→ **EXERCISE REQUIREMENTS**:
From the records below, pull each line that has "JSON".

Start ENTRIES PROVIDED

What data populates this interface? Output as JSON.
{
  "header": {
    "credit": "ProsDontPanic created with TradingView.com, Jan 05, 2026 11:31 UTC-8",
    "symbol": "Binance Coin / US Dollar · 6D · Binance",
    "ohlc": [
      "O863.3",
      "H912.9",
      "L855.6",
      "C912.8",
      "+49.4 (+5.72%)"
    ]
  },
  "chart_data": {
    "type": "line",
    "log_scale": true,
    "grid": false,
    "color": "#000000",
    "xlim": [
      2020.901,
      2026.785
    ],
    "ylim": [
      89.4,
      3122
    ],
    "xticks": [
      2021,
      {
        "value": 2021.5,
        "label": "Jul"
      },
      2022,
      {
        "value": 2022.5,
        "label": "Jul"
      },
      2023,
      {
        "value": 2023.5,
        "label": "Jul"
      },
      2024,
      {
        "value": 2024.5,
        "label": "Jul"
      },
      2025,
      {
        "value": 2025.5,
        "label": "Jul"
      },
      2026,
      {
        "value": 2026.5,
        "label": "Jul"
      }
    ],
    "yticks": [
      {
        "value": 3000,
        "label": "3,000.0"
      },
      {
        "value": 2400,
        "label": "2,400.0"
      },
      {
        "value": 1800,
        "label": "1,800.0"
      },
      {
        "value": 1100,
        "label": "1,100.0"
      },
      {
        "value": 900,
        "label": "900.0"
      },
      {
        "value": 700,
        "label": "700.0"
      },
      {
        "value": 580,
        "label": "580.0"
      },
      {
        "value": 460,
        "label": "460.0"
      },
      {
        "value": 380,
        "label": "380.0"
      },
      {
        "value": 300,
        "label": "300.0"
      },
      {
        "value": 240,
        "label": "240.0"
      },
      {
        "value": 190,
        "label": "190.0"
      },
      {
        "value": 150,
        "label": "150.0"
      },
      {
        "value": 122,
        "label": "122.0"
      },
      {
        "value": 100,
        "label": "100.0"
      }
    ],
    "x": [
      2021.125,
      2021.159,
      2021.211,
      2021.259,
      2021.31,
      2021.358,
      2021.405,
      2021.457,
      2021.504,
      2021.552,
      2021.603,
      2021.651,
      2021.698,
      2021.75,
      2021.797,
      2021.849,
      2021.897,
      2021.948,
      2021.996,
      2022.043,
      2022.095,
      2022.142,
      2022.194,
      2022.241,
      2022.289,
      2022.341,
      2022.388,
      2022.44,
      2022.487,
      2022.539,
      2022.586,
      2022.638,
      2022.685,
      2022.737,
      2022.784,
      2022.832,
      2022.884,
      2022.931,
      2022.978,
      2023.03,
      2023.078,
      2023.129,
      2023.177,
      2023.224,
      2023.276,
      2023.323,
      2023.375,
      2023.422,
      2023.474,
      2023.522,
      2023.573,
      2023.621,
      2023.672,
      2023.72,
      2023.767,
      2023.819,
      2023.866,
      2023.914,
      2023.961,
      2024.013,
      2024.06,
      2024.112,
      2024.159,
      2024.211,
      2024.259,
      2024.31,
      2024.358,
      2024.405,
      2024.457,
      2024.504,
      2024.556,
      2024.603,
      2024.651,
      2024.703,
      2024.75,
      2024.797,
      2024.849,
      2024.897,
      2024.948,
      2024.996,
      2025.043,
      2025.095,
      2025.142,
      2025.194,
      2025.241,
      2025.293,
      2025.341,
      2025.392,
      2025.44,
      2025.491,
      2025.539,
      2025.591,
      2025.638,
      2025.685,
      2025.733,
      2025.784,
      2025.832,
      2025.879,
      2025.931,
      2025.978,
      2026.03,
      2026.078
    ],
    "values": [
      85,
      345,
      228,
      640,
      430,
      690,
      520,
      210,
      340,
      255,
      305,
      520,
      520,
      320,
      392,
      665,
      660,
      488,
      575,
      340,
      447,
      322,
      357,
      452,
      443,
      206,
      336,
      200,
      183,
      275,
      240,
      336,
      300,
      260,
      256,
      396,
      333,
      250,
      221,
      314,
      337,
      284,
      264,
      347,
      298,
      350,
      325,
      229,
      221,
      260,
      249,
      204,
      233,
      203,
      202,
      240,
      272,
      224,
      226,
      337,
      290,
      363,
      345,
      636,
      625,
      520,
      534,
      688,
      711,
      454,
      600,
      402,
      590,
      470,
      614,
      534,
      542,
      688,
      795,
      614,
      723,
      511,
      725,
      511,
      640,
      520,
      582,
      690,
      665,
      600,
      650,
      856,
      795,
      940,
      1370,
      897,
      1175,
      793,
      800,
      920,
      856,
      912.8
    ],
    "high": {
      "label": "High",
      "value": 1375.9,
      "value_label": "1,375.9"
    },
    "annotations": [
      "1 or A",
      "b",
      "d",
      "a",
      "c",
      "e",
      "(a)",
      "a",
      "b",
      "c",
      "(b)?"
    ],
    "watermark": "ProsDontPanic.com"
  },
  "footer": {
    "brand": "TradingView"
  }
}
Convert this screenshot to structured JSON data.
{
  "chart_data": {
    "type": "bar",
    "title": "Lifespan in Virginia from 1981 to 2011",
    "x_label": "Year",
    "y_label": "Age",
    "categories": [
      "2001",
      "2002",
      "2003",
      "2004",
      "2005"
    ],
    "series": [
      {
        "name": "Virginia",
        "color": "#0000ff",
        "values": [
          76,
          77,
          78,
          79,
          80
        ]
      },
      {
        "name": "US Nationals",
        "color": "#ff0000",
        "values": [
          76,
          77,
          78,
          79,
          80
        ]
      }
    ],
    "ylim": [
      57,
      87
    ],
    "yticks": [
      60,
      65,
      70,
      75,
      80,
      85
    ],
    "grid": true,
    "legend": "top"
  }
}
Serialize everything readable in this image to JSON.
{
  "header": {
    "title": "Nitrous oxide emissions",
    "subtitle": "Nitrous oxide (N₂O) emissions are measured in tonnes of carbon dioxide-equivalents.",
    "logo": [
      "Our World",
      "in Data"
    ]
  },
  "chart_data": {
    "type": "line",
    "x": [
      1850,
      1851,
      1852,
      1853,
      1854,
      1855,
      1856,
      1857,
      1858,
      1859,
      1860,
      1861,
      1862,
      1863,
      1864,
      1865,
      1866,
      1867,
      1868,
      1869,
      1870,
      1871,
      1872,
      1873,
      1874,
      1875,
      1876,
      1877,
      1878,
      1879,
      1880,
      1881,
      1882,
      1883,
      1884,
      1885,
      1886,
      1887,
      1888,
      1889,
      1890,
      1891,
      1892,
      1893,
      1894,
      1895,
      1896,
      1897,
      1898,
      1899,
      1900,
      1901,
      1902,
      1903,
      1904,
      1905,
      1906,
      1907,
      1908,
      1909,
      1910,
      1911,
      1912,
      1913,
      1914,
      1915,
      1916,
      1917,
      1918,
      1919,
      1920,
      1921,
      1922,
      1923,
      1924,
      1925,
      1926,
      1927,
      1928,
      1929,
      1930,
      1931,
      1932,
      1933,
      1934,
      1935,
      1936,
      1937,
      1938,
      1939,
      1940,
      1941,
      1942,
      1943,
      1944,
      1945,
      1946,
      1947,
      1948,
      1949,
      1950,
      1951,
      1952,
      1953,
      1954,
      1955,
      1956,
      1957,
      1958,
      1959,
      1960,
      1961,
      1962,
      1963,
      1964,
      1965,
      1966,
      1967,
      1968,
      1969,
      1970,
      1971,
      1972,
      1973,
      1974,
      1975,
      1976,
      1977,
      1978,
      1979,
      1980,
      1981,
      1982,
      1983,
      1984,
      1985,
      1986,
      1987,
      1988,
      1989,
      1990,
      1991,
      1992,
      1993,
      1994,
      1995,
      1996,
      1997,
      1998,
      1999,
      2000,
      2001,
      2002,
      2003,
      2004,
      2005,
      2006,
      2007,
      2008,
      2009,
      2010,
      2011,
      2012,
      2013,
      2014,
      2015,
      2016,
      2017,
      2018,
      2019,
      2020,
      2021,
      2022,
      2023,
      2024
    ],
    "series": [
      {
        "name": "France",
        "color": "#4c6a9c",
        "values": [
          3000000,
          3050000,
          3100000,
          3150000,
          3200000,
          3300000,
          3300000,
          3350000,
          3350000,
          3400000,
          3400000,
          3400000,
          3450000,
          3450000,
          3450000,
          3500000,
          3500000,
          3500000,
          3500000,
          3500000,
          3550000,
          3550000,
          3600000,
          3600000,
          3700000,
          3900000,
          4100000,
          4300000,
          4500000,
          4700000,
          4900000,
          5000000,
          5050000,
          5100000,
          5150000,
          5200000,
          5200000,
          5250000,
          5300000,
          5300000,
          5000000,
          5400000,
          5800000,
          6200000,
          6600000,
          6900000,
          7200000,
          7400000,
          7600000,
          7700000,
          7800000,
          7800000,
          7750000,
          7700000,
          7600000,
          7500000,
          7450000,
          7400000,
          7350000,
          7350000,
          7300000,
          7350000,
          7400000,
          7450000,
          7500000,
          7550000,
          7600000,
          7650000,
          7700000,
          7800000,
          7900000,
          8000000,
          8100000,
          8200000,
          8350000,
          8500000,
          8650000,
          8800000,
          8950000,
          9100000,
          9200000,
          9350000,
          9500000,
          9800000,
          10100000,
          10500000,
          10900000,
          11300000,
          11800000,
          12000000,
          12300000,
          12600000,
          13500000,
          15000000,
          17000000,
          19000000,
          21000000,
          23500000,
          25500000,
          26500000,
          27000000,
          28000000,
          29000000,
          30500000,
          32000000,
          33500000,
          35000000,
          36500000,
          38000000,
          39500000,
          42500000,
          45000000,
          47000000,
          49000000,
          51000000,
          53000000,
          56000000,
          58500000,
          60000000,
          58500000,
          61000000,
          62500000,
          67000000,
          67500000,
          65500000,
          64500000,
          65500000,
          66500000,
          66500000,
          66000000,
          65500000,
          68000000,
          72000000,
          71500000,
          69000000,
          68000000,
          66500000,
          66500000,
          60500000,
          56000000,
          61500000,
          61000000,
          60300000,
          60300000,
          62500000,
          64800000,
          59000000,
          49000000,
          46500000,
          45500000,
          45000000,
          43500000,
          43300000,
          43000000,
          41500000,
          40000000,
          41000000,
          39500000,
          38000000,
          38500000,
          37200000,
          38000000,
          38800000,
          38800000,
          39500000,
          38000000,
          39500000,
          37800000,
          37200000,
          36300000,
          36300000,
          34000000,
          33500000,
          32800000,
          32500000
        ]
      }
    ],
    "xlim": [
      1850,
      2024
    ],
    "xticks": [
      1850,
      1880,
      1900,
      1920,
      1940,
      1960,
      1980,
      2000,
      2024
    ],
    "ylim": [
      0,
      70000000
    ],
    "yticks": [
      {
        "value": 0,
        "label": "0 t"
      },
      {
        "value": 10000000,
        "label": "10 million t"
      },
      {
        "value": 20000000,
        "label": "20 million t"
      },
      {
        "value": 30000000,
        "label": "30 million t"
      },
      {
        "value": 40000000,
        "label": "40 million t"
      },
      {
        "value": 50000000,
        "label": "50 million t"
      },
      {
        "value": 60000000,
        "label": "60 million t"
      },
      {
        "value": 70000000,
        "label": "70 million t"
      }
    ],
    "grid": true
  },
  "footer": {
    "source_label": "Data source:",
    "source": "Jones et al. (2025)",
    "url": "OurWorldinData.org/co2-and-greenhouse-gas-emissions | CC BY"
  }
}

End ENTRIES PROVIDED

→ **REPLY TO THE EXERCISE**:
What data populates this interface? Output as JSON.
Convert this screenshot to structured JSON data.
Serialize everything readable in this image to JSON.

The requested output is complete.